Exercise details: Show every line in the entries below where the word "sedláci" appears.

_____

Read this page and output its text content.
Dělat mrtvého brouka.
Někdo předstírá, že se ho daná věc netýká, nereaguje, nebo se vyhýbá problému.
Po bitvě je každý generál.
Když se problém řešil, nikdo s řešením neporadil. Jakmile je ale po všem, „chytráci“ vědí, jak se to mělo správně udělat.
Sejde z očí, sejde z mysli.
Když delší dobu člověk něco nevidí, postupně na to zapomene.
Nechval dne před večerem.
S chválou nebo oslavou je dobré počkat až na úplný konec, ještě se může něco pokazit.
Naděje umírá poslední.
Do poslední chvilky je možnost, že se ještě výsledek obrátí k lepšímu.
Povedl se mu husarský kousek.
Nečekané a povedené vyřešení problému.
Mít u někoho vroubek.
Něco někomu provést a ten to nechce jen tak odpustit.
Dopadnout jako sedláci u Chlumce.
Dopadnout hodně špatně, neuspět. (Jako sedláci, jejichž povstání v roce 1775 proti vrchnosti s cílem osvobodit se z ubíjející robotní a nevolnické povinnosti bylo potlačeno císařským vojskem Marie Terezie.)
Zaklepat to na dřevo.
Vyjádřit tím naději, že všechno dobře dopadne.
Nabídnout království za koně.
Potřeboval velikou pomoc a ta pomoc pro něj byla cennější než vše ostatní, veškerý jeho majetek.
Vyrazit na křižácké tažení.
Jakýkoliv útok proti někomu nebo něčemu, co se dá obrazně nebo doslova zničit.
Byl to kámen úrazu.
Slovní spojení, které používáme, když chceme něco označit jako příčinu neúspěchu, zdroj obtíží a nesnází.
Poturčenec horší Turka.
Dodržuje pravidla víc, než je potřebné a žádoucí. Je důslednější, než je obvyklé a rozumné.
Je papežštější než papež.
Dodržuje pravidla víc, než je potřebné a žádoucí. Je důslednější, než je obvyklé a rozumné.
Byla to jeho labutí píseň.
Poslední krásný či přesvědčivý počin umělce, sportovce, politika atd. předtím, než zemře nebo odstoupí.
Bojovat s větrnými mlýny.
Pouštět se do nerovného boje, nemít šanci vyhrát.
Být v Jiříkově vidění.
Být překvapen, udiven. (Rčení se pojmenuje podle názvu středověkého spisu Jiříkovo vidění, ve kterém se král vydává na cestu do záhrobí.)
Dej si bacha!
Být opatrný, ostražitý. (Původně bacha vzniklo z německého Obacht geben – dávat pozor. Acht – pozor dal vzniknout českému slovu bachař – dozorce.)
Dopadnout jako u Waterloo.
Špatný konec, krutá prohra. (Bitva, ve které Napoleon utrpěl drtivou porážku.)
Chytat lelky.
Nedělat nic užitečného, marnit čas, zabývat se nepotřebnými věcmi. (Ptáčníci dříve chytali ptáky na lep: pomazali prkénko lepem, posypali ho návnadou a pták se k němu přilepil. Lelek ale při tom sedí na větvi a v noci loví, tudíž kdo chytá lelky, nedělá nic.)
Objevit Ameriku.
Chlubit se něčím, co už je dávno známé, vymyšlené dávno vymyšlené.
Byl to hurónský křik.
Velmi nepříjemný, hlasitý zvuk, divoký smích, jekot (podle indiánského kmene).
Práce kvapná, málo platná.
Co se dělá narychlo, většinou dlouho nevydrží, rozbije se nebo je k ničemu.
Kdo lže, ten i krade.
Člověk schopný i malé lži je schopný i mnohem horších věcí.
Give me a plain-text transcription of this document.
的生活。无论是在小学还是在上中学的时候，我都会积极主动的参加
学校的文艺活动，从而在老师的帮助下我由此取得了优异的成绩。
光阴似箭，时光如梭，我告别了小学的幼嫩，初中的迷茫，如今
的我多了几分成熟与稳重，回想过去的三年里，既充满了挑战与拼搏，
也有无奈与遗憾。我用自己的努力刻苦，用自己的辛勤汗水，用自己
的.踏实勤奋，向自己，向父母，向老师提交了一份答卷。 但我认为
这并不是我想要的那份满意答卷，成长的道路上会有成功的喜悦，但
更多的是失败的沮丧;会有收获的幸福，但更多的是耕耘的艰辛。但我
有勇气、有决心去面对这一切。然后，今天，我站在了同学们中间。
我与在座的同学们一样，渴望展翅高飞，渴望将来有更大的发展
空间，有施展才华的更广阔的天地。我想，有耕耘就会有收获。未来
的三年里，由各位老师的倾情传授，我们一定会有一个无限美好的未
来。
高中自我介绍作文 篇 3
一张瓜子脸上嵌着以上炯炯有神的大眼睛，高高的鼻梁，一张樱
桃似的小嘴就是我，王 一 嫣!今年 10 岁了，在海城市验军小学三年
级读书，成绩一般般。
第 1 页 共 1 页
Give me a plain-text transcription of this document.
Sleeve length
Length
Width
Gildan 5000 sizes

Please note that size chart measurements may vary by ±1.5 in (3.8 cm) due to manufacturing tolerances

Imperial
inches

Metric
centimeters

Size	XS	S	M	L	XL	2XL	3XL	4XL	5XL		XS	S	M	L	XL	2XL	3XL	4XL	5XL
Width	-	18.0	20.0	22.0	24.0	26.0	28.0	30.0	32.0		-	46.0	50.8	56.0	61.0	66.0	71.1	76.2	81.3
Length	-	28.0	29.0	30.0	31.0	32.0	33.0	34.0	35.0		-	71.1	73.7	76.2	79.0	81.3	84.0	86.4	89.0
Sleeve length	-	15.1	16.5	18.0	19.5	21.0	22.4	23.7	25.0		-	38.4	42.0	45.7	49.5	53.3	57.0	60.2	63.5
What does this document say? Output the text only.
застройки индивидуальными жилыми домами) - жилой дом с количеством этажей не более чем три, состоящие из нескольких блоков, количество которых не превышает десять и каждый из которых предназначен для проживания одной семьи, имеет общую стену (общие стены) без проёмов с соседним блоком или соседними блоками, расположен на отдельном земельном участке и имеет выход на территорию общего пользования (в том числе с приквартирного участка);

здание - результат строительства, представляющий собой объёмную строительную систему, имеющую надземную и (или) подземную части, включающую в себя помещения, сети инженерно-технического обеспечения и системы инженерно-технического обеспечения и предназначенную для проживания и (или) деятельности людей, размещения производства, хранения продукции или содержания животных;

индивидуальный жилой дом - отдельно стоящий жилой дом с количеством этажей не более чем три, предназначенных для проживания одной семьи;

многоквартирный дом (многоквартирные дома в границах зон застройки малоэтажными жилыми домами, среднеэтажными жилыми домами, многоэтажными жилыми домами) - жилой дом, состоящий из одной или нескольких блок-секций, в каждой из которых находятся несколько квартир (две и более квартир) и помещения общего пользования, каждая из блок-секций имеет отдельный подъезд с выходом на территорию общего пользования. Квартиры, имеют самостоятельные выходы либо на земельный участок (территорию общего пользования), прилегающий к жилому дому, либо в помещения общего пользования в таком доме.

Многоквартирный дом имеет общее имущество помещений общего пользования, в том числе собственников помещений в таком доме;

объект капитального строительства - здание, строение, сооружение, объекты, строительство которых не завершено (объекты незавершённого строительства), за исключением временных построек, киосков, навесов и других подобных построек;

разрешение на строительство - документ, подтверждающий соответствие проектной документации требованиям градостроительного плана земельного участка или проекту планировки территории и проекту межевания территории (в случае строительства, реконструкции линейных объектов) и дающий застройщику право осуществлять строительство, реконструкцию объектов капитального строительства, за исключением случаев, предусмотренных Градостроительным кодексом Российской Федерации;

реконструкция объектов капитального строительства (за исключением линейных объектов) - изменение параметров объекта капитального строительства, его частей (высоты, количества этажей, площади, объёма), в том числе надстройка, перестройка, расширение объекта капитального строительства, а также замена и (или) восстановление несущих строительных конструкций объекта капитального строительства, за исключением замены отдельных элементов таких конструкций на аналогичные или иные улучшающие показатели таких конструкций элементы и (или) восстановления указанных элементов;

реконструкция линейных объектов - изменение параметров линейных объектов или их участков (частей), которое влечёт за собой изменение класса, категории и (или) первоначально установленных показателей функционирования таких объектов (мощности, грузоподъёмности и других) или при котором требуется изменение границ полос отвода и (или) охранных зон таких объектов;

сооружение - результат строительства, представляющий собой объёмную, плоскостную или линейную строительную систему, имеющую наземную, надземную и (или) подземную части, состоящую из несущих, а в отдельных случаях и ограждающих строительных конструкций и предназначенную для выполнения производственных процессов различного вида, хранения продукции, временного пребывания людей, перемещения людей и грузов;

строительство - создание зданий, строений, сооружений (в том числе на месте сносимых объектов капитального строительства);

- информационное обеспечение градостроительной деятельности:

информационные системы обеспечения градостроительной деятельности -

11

_____

Complete output:
Dopadnout jako sedláci u Chlumce.
Dopadnout hodně špatně, neuspět. (Jako sedláci, jejichž povstání v roce 1775 proti vrchnosti s cílem osvobodit se z ubíjející robotní a nevolnické povinnosti bylo potlačeno císařským vojskem Marie Terezie.)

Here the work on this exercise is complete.